=== WHAT IS NEEDED ===
Reproduce the entire listing word for word.
-- Start DATA FOR THE TASK --
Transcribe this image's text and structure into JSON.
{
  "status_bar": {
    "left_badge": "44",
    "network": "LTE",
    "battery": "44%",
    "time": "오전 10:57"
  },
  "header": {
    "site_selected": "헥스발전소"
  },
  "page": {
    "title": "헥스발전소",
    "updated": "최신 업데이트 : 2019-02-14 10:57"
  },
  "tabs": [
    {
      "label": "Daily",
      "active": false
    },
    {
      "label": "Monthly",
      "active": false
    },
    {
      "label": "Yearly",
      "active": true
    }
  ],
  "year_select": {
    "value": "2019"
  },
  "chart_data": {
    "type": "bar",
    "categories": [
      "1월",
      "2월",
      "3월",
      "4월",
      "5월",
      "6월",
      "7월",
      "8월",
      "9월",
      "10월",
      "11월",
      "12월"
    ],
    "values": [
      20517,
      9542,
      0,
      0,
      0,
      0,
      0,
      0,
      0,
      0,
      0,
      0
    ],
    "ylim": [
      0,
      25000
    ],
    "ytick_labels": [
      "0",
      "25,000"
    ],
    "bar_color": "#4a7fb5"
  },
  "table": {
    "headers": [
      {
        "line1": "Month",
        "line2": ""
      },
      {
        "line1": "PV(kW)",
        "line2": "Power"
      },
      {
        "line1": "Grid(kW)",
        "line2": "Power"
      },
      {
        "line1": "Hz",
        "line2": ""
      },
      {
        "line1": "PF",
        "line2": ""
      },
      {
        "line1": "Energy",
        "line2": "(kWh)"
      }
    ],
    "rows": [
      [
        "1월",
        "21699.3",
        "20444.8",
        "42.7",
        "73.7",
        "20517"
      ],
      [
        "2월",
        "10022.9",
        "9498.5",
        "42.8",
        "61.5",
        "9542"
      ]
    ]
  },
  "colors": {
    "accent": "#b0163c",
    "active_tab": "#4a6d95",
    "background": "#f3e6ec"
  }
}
-- End DATA FOR THE TASK --
=== TASK SOLUTION ===
Transcribe this image's text and structure into JSON.
{
  "status_bar": {
    "left_badge": "44",
    "network": "LTE",
    "battery": "44%",
    "time": "오전 10:57"
  },
  "header": {
    "site_selected": "헥스발전소"
  },
  "page": {
    "title": "헥스발전소",
    "updated": "최신 업데이트 : 2019-02-14 10:57"
  },
  "tabs": [
    {
      "label": "Daily",
      "active": false
    },
    {
      "label": "Monthly",
      "active": false
    },
    {
      "label": "Yearly",
      "active": true
    }
  ],
  "year_select": {
    "value": "2019"
  },
  "chart_data": {
    "type": "bar",
    "categories": [
      "1월",
      "2월",
      "3월",
      "4월",
      "5월",
      "6월",
      "7월",
      "8월",
      "9월",
      "10월",
      "11월",
      "12월"
    ],
    "values": [
      20517,
      9542,
      0,
      0,
      0,
      0,
      0,
      0,
      0,
      0,
      0,
      0
    ],
    "ylim": [
      0,
      25000
    ],
    "ytick_labels": [
      "0",
      "25,000"
    ],
    "bar_color": "#4a7fb5"
  },
  "table": {
    "headers": [
      {
        "line1": "Month",
        "line2": ""
      },
      {
        "line1": "PV(kW)",
        "line2": "Power"
      },
      {
        "line1": "Grid(kW)",
        "line2": "Power"
      },
      {
        "line1": "Hz",
        "line2": ""
      },
      {
        "line1": "PF",
        "line2": ""
      },
      {
        "line1": "Energy",
        "line2": "(kWh)"
      }
    ],
    "rows": [
      [
        "1월",
        "21699.3",
        "20444.8",
        "42.7",
        "73.7",
        "20517"
      ],
      [
        "2월",
        "10022.9",
        "9498.5",
        "42.8",
        "61.5",
        "9542"
      ]
    ]
  },
  "colors": {
    "accent": "#b0163c",
    "active_tab": "#4a6d95",
    "background": "#f3e6ec"
  }
}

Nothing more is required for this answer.